--- TEXTO PROPORCIONADO ---

El jefe de Hezbollah, Hassan Nasralá, rechazó el lunes desarmar a sus fuerzas "de forma prematura" y bajo "la presión o la intimidación", al mismo tiempo que proclamó una "victoria estratégica e histórica" para "todo Líbano", tras el cese de las hostilidades con Israel. Por su parte, el presidente Bush dijo que tras su "derrota", la influencia de Hezbollah decaerá en Líbano.
"Se trata de una victoria estratégica e histórica para Líbano, todo Líbano, para la resistencia y para la Umma", la nación islámica, manifestó en la cadena de televisión de su partido, Al Manar, contrariamente a la opinión del presidente norteamericano, George W. Bush, que consideró que la milicia chiita libanesa de Hezbollah "sufrió una derrota" en el conflicto con Israel, y predijo que la influencia del grupo en Líbano declinará.
"Hezbollah inició la crisis. Y Hezbollah sufrió una derrota en esta crisis", dijo Bush en conferencia de prensa desde el Departamento de Estado, aludiendo a la proyectada movilización de una fuerza multinacional en Líbano para prevenir ataques de la milicia contra Israel.
La intervención del líder de Hezbollah, por su parte, fue recibida con disparos de celebración en las calles de Beirut y de sus alrededores, así como en otras regiones en los que domina el Partido de Dios.
Nasralá alertó sin embargo sobre el desarme del movimiento chiita libanés.
"La cuestión del desarme no puede ser solventada de forma prematura y bajo la presión, la intimidación o la provocación; debe ser solucionada a través del diálogo entre libaneses", declaró.
La resolución 1701 del Consejo de Seguridad de la ONU, adoptada el viernes, hace hace referencia a otra, la 1559, que reclama el desarme y el desmantelamiento de Hezbolá y de las organizaciones palestinas prosirias.
De esta forma Nasralá replicaba a los ministros libaneses de la mayoría antisiria, que afirmaron el domingo que Hezbollah no quería entregar las armas.
El domingo fue pospuesta 'sine die' una reunión del gobierno libanés que debía estar destinada a tratar la cuestión del desarme de Hezbollah.
Estos ministros "nos piden que solventemos esta cuestión, pero ésta no debe ser arreglada de forma apresurada. Les aconsejo que no recurran a las provocaciones, porque el mayor ejército (Israel) fue incapaz de desarmar a Hezbollah", advirtió.
La resolución de la ONU también estipula que una fuerza internacional sea desplegada para respaldar las tareas del ejército libanés en Líbano sur.
Nasralá cuestionó que el ejército del país del cedro sea capaz de defender al país.
"¿El ejército podrá luchar si una guerra es impuesta a Líbano? ¿Y una fuerza interina de Naciones Unidas para Líbano reforzada podrá defender Líbano?", se preguntó públicamente el líder de Hezbolá.
"Esta cuestión concierne al futuro del país, no debe ser tratada a la ligera. Es una cuestión compleja", agregó la misma fuente.
Nasralá prometió por otra parte indemnizar "desde mañana" a aquéllos cuyas casas resultaron destruidas.
"No os preocupéis. Desde mañana pondremos a vuestra disposición una indemnización para reconstruir los domicilios destruidos o para permitiros alquilar una vivienda", aseguró.

---

QUÉ HACER:
**A)** Explica, según el texto sobre Nasralá, por qué este aconseja a los ministros libaneses no recurrir a las provocaciones.
**B)** Reproduce sin cambios el fragmento del texto sobre Nasralá que empieza con las palabras "Nasralá cuestionó que" y termina con "casas resultaron destruidas.".

--- LOS DATOS ---

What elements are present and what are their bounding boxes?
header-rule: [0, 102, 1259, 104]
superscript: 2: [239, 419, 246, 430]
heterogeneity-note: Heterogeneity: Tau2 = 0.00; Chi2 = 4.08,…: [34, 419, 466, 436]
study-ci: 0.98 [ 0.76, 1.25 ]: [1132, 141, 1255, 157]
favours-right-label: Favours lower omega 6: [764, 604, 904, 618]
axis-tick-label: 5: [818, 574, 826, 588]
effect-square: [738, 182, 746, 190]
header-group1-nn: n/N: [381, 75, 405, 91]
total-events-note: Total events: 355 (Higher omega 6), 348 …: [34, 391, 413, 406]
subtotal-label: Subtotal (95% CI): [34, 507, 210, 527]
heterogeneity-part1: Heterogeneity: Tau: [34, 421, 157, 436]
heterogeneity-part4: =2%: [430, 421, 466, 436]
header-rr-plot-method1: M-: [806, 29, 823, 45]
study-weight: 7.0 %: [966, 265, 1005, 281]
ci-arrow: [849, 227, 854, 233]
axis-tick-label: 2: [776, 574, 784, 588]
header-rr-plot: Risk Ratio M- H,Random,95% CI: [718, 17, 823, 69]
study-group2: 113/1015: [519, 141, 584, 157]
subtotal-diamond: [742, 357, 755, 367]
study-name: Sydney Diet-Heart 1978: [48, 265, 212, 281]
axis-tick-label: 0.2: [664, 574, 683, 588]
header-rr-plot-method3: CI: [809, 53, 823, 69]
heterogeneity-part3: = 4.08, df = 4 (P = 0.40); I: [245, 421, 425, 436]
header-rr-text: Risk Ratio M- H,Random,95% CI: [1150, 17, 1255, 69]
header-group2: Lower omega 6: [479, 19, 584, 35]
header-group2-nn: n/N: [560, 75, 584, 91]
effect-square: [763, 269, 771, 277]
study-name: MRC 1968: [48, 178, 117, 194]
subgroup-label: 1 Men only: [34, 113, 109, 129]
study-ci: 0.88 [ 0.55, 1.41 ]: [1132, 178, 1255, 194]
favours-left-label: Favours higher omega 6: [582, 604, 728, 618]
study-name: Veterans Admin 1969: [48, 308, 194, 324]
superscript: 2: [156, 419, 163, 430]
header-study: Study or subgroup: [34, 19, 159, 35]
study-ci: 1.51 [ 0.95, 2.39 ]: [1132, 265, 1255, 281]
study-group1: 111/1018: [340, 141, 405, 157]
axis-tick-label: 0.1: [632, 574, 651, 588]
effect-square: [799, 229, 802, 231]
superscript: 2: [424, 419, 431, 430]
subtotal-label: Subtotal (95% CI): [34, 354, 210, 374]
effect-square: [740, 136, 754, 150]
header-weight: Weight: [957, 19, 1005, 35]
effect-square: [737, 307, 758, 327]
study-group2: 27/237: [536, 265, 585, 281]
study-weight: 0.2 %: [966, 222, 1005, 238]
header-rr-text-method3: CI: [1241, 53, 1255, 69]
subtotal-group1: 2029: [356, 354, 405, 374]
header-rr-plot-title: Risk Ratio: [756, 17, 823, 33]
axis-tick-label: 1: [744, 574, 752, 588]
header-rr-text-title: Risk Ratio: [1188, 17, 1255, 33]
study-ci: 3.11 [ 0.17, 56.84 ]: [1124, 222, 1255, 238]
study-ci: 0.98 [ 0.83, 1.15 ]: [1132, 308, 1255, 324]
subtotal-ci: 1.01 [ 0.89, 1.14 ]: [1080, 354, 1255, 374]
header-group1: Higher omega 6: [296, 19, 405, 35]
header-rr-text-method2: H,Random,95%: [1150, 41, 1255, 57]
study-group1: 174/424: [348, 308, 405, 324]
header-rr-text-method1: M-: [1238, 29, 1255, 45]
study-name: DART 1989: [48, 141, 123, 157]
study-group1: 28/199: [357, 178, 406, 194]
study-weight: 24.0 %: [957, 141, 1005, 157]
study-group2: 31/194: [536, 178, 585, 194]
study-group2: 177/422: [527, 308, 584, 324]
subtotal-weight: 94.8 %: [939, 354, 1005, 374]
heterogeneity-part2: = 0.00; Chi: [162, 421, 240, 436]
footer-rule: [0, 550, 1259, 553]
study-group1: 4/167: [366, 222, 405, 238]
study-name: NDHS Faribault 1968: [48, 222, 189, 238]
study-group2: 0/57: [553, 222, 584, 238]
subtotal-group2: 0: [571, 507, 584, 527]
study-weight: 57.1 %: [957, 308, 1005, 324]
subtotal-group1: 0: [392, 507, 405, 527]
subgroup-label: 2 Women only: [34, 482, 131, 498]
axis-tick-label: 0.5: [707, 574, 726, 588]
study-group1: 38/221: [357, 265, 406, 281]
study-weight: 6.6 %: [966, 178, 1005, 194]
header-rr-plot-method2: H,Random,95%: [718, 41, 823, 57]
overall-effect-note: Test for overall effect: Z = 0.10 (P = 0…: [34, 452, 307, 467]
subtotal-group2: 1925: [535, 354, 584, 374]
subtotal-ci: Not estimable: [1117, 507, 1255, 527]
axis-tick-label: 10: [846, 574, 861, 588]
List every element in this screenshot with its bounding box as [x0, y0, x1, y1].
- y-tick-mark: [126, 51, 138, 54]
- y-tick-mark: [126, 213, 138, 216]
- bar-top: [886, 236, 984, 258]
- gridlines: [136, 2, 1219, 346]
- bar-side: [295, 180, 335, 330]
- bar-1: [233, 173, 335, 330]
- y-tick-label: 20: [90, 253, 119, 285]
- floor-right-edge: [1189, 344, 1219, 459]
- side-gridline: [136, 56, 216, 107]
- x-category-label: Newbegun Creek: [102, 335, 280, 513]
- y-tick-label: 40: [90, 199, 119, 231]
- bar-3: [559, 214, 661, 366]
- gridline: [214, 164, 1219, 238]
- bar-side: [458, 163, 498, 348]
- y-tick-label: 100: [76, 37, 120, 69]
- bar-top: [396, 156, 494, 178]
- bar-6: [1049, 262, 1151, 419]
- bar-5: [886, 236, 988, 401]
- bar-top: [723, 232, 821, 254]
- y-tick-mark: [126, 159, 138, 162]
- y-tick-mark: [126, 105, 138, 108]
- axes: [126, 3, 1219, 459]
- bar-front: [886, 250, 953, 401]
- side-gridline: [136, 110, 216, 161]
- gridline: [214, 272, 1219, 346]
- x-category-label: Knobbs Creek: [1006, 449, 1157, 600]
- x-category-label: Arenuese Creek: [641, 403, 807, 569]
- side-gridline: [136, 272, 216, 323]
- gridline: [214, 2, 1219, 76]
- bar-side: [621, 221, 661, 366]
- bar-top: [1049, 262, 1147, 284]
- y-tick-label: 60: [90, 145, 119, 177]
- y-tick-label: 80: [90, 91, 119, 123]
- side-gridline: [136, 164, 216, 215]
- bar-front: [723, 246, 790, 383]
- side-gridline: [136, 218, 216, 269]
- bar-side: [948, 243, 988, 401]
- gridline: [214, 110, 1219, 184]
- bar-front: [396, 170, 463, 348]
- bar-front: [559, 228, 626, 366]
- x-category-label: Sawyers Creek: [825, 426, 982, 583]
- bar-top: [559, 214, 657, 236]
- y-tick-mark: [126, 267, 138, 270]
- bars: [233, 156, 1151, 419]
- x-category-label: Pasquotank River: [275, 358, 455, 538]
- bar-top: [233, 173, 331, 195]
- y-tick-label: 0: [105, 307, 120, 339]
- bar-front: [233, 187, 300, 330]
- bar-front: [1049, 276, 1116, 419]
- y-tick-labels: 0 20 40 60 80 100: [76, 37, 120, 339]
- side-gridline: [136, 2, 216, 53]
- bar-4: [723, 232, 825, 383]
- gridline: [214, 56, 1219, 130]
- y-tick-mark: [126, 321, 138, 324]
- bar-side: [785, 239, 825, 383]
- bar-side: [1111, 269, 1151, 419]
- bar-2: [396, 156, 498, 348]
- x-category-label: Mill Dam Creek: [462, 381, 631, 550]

---

RESULTADOS ESPERADOS:
**A)** Nasralá les aconseja no recurrir a las provocaciones porque, según él, el mayor ejército, Israel, fue incapaz de desarmar a Hezbollah. Añade que la cuestión del desarme no debe arreglarse de forma apresurada.

**B)**
Nasralá cuestionó que el ejército del país del cedro sea capaz de defender al país.
"¿El ejército podrá luchar si una guerra es impuesta a Líbano? ¿Y una fuerza interina de Naciones Unidas para Líbano reforzada podrá defender Líbano?", se preguntó públicamente el líder de Hezbolá.
"Esta cuestión concierne al futuro del país, no debe ser tratada a la ligera. Es una cuestión compleja", agregó la misma fuente.
Nasralá prometió por otra parte indemnizar "desde mañana" a aquéllos cuyas casas resultaron destruidas.